Direction: Only the number is needed: how many lines contain the word "true"?

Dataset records

════════

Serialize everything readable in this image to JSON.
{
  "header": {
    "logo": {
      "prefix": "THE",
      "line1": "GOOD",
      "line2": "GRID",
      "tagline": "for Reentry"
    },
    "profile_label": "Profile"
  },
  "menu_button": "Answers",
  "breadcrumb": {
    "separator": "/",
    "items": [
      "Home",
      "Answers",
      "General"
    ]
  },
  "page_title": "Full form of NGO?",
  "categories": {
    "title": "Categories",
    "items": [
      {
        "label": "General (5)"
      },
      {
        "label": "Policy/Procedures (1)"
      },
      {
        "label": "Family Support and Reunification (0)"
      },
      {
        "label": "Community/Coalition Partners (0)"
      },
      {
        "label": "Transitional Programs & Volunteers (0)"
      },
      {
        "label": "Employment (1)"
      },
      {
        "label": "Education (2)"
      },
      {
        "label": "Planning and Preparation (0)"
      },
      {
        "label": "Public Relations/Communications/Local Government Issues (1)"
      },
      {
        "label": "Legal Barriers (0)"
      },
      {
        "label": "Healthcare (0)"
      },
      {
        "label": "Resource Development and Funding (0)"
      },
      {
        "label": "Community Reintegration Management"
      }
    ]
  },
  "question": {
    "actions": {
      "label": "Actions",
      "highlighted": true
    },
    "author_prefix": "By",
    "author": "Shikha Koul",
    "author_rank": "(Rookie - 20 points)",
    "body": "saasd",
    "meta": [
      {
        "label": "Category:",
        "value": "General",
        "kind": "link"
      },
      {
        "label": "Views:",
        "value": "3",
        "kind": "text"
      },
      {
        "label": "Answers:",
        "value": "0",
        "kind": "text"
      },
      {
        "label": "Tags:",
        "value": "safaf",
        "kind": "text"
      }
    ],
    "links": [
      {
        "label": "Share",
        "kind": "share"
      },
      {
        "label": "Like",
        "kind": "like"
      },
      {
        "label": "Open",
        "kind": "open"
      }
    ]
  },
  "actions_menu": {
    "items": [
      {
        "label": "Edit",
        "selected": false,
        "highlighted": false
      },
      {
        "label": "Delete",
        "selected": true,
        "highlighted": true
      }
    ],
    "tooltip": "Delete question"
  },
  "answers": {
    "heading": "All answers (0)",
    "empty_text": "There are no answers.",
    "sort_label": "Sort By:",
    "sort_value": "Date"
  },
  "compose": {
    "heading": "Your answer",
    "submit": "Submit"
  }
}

════════

Answer to the problem: 3